### [Task to carry out]
Find the number of lines in these records where the word "plus" appears. Reply with that number and nothing more.

### [Records shown]
↓
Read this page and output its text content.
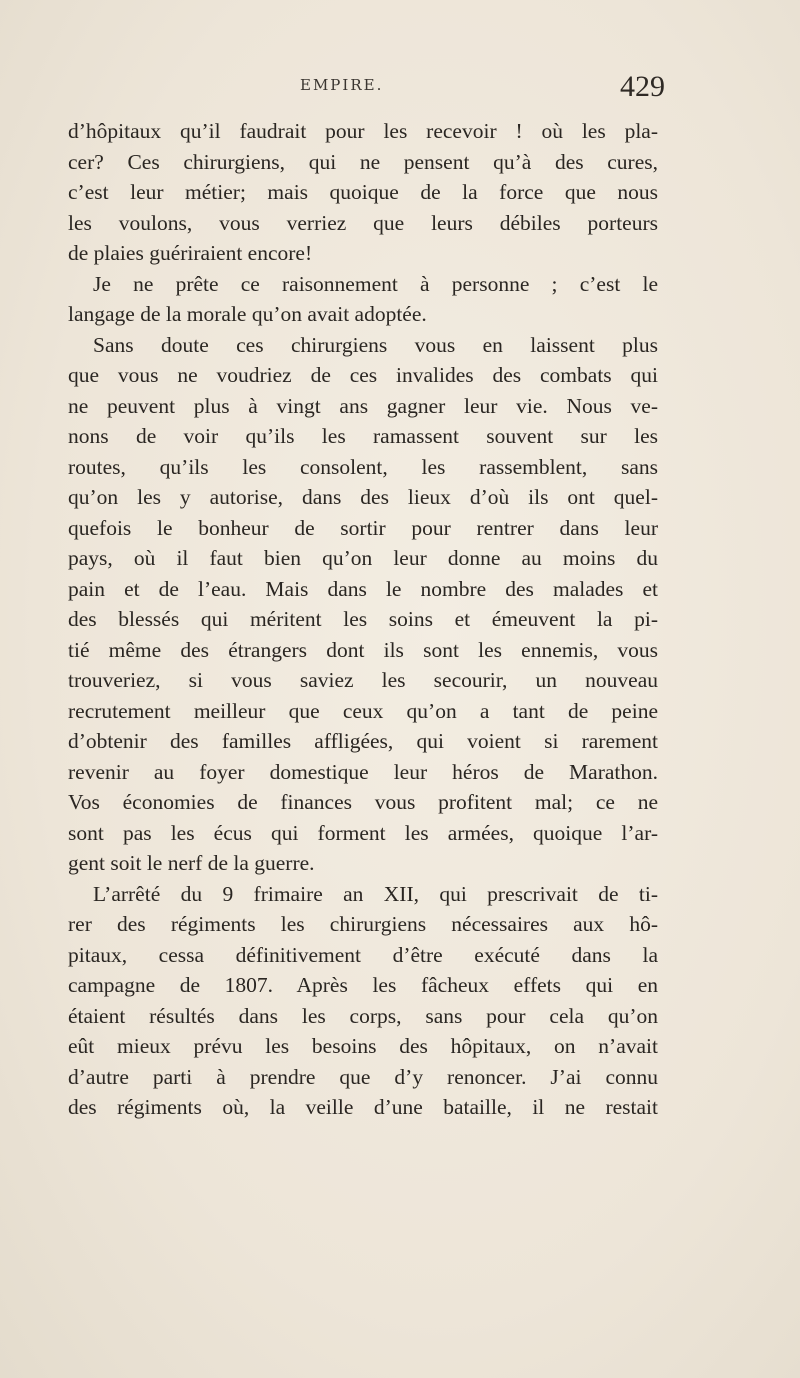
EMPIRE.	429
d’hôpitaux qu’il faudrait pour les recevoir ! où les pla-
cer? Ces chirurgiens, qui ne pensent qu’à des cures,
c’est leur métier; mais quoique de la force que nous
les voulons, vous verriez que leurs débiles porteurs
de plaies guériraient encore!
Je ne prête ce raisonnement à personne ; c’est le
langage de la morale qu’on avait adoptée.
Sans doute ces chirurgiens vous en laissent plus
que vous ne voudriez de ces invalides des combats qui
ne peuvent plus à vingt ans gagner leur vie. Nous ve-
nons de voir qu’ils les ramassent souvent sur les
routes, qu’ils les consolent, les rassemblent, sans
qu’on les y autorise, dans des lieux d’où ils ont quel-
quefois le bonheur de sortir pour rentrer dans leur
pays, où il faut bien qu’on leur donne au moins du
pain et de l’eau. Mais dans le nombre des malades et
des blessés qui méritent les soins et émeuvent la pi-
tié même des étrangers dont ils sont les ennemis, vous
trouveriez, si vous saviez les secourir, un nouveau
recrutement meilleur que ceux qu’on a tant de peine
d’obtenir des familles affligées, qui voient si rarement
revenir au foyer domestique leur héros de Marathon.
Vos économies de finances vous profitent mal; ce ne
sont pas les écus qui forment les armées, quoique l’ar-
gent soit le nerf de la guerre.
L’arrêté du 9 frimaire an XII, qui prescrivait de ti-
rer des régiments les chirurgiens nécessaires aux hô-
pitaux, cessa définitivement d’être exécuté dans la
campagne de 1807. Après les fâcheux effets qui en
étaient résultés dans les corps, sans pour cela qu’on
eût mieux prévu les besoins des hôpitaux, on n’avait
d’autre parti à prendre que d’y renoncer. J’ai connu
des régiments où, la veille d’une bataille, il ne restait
↑
↓
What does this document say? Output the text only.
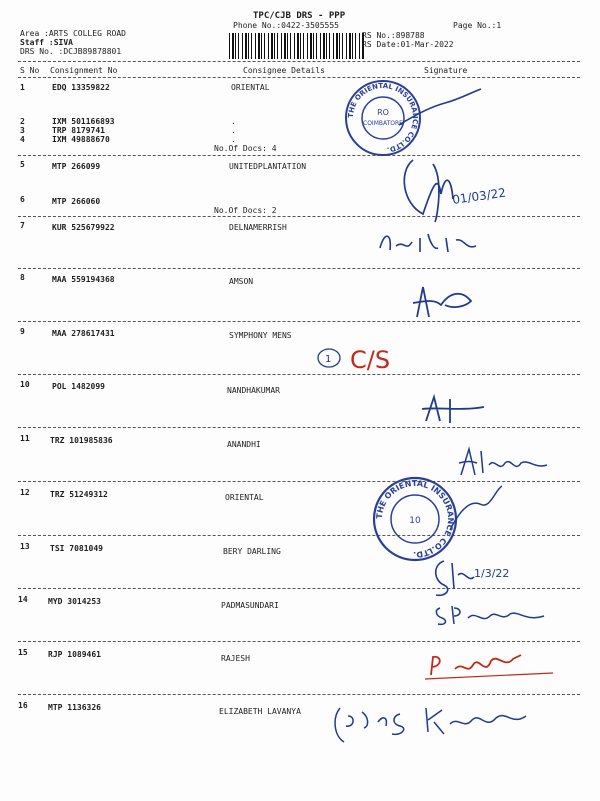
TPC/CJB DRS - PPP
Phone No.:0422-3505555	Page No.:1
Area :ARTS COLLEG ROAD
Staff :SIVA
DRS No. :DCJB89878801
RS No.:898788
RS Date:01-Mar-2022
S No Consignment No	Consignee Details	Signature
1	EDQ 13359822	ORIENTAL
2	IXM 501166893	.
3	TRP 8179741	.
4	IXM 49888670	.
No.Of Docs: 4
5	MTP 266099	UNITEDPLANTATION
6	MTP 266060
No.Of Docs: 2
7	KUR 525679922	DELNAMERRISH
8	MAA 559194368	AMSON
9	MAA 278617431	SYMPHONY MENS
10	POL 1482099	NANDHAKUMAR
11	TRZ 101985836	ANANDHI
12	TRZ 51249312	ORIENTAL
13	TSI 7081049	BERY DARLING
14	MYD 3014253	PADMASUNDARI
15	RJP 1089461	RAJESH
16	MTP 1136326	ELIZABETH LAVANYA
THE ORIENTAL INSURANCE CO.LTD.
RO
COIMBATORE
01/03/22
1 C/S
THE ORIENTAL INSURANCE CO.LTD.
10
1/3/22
↑
↓
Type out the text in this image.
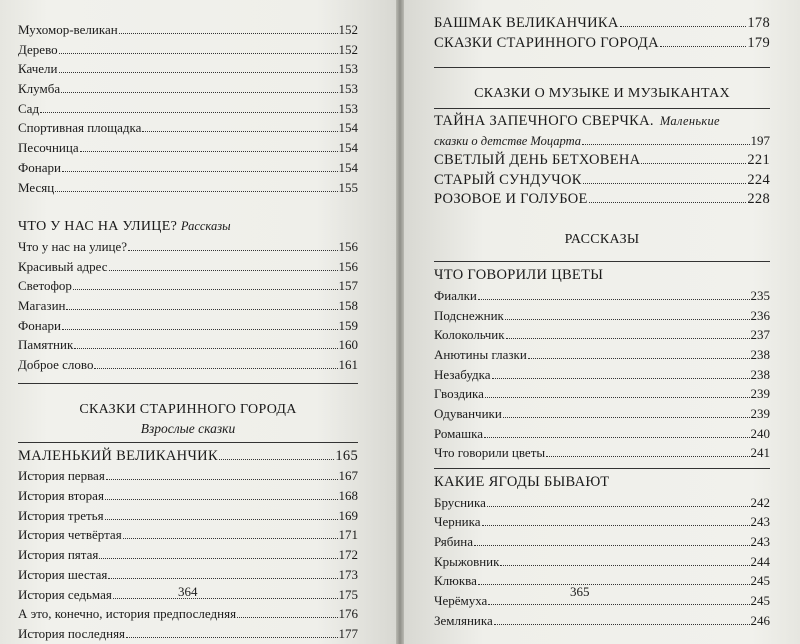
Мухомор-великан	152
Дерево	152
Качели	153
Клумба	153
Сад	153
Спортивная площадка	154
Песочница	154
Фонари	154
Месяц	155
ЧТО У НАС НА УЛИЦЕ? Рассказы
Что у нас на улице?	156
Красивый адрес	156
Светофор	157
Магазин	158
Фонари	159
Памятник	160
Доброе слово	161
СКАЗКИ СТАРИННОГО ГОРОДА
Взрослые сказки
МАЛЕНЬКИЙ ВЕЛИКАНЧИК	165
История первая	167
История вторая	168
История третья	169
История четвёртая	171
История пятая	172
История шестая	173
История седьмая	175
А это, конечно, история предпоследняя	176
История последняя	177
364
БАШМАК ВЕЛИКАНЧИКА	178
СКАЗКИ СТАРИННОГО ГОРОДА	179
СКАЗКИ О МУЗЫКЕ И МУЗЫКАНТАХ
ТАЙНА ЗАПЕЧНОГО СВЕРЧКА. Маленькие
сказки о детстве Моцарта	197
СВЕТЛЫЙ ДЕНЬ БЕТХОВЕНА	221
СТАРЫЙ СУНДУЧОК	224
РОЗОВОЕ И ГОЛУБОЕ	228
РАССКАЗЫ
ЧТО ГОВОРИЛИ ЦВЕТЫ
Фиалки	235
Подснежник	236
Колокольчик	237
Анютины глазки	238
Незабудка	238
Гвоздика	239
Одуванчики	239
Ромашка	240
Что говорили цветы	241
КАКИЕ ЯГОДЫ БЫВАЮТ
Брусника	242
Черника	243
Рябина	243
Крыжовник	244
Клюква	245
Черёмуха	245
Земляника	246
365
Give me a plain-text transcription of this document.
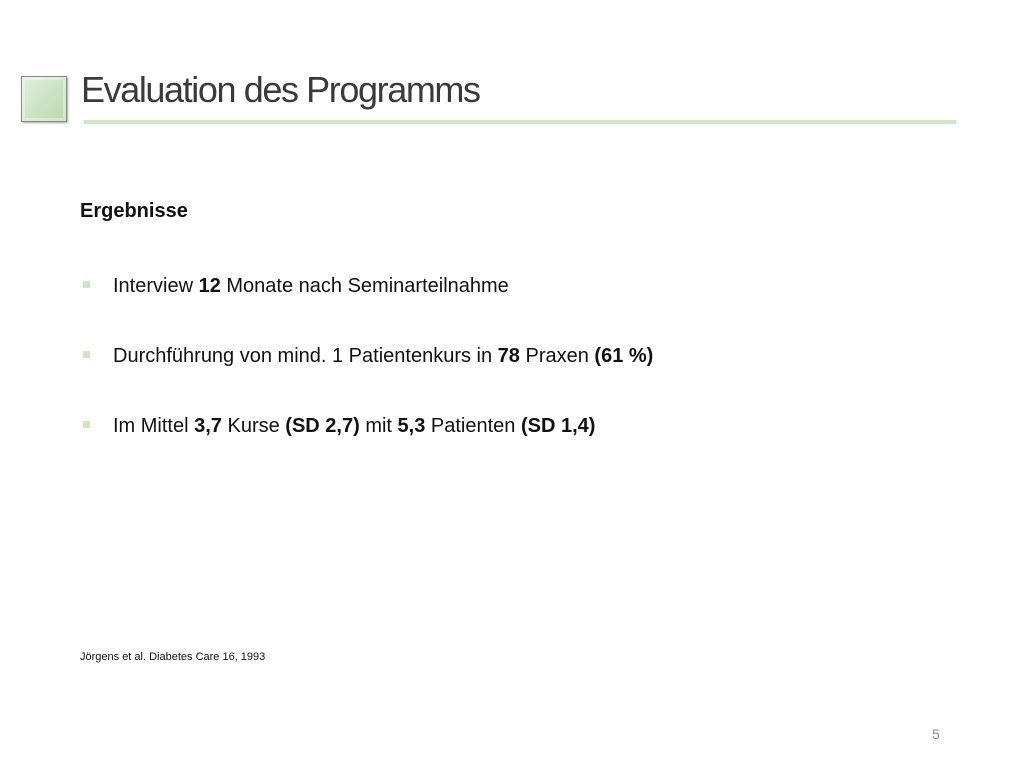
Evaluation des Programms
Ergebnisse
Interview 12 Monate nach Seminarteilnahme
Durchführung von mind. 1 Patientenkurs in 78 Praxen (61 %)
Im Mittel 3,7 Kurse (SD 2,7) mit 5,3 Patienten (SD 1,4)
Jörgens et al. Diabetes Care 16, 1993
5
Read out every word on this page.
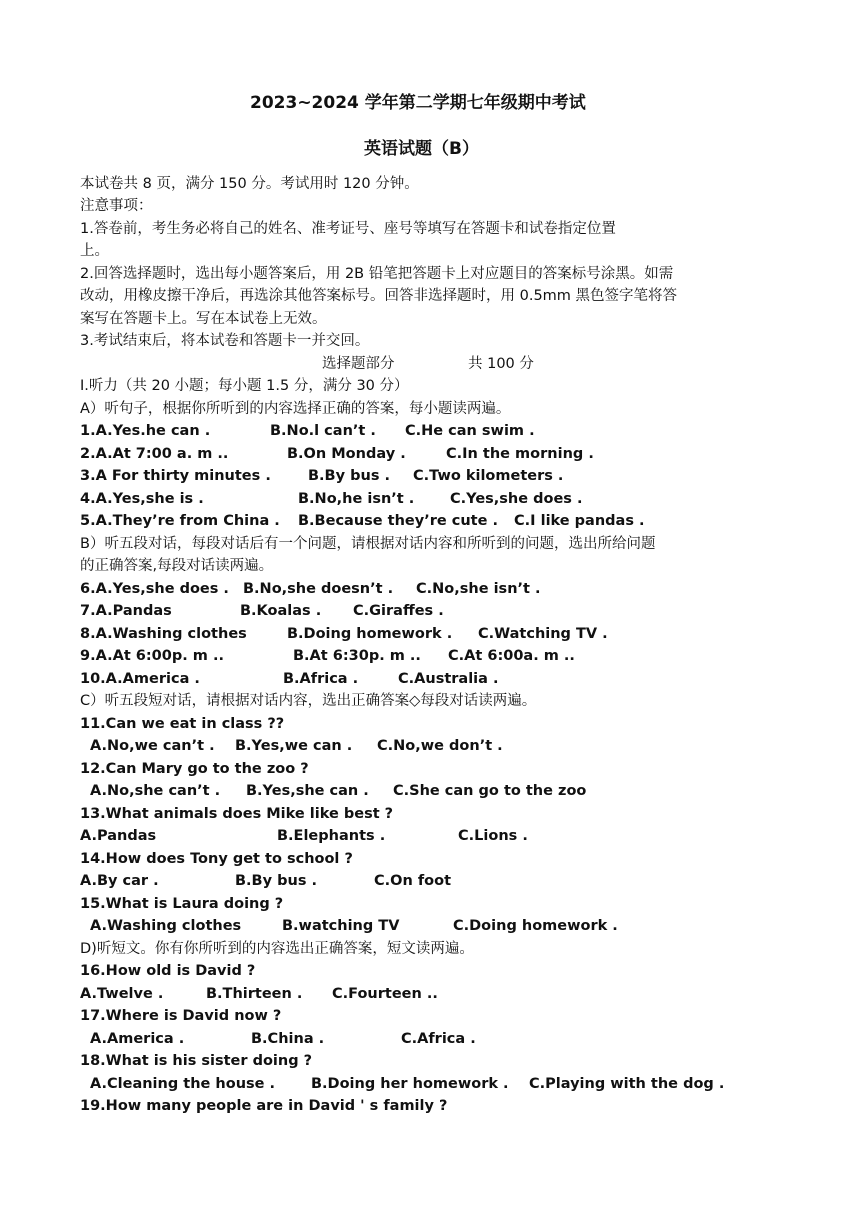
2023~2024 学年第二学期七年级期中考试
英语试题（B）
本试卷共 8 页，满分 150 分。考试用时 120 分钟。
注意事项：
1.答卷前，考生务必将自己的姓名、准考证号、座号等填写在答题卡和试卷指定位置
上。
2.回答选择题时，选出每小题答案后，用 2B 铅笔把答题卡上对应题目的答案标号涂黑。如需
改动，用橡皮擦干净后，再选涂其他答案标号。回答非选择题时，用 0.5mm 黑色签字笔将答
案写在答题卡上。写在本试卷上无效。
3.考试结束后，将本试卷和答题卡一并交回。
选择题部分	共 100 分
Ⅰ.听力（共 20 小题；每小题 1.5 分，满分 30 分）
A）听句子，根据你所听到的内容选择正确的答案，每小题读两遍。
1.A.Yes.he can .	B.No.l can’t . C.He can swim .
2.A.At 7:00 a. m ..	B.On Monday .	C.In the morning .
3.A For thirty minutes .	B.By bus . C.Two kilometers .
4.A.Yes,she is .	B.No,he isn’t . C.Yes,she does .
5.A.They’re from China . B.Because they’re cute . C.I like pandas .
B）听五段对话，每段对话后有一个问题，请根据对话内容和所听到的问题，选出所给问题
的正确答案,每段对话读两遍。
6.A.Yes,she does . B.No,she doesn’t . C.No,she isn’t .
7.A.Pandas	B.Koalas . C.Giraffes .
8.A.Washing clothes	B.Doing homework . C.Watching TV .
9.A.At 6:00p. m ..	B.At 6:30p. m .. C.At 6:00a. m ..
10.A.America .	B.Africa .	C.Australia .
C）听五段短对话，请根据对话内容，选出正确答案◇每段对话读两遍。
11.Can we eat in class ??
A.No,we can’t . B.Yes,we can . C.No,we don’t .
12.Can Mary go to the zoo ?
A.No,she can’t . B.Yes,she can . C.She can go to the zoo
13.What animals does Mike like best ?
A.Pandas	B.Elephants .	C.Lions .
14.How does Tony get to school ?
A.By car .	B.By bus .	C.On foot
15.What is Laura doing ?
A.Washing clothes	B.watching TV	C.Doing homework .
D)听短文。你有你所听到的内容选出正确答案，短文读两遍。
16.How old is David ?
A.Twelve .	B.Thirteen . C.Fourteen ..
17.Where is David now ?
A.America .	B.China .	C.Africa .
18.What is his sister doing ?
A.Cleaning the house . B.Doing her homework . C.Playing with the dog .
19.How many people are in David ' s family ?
↑
### [Task response]
2